PROVIDED PASSAGE
━━━━
Nebraska Legislature
- Long title A BILL FOR AN ACT relating to public health and welfare; to adopt the Stand With Women Act; and to provide for severability. ;
- Territorial extent: Nebraska
- Enacted by: Nebraska Legislature
- Enacted: May 28, 2025
- Signed by: Jim Pillen
- Signed: June 4, 2025
- Effective: September 3, 2025
- Introduced by: Kathleen Kauth (R-31)
- Introduced: January 10, 2025
- Voting summary: 33 voted for; 16 voted against;

Summary
- Modifies the definitions of male, female, and related terms in state law so as to connect them to biological sex and restricts school sports to biological sex in most circumstances.

Keywords
- female, male, sex, student athlete, transgender

= Nebraska Legislative Bill 89 =

2025 Nebraska law

Nebraska Legislative Bill 89 (LB 89), also known as the Stand With Women Act, is a 2025 law in the state of Nebraska that modifies the definitions of male, female, sex, and related terms in state law and restricts school sports to specific sexes under most circumstances. It was signed into law by Governor Jim Pillen on June 4, 2025. It took effect on September 3, 2025.

The bill primarily addresses transgender Nebraskans, especially trans women.
━━━━
ENTRIES SHOWN
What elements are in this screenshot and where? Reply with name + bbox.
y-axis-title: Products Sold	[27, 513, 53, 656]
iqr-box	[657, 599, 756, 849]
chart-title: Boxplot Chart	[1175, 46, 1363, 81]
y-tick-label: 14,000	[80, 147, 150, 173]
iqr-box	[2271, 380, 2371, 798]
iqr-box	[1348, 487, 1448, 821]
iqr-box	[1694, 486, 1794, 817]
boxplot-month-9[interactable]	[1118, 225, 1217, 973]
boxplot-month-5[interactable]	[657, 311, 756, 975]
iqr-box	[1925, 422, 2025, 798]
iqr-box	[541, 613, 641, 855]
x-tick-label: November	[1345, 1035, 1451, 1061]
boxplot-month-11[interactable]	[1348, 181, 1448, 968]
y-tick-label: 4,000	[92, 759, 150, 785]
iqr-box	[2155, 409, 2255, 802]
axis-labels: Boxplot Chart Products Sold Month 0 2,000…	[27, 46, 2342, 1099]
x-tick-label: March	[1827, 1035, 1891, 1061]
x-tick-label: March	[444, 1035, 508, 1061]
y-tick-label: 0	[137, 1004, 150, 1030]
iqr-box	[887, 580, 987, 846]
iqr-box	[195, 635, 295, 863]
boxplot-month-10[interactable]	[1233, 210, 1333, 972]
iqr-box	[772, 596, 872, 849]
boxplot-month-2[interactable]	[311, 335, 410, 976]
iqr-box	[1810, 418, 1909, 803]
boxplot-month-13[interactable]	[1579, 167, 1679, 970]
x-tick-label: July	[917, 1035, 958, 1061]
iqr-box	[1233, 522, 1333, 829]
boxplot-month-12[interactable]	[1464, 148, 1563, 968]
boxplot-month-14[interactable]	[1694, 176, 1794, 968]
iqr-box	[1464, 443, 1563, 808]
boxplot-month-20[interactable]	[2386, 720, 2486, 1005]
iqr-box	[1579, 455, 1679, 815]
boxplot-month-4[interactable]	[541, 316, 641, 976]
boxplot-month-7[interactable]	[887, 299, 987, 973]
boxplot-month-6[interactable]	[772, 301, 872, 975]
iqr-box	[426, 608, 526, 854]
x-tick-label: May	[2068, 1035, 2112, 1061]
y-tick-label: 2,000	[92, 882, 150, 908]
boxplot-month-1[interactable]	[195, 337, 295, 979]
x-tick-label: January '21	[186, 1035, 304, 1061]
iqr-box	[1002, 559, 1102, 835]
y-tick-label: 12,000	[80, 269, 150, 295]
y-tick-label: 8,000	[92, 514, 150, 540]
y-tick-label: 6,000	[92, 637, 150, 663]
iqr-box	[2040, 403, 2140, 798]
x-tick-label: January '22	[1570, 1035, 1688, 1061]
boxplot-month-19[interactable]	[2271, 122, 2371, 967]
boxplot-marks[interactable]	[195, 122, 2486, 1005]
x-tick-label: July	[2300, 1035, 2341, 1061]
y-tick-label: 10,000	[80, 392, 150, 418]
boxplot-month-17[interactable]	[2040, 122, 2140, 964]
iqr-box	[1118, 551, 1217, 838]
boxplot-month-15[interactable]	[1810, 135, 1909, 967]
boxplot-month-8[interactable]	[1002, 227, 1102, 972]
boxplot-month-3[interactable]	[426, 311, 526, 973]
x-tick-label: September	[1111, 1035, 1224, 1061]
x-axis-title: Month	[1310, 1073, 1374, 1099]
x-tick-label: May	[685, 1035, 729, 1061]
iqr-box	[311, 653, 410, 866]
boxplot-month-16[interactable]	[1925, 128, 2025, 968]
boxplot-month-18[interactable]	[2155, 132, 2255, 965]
━━━━
PROBLEM SET
a. Translate into Spanish this sentence from the passage on Nebraska Legislative Bill 89: "It was signed into law by Governor Jim Pillen on June 4, 2025."
b. Continue the passage on Nebraska Legislative Bill 89 from its final sentence.

RESULTS FOR THE EXERCISE
a. Fue promulgada como ley por el gobernador Jim Pillen el 4 de junio de 2025.

b.
== Provisions ==
LB 89 requires any school in the state of Nebraska, including colleges and universities, to mandate students only compete in sports that align with their biological sex, and not their gender identity. Exceptions are included for coed sports and sports without a female equivalent league.

LB 89 also modifies the definitions of male, female, and other similar terms in state law. It defines female as somebody who produces ova and male as somebody who produces sperm.

The bill was originally intended to also include a bathroom bill and restrict locker rooms to biological sex as well, but were not included in the final bill.

== Reactions ==
=== Support ===
LB 89 was supported by Governor Jim Pillen and the Alliance Defending Freedom.
=== Opposition ===
LB 89 was opposed by the ACLU of Nebraska and faith leaders in a statement released in April 2025.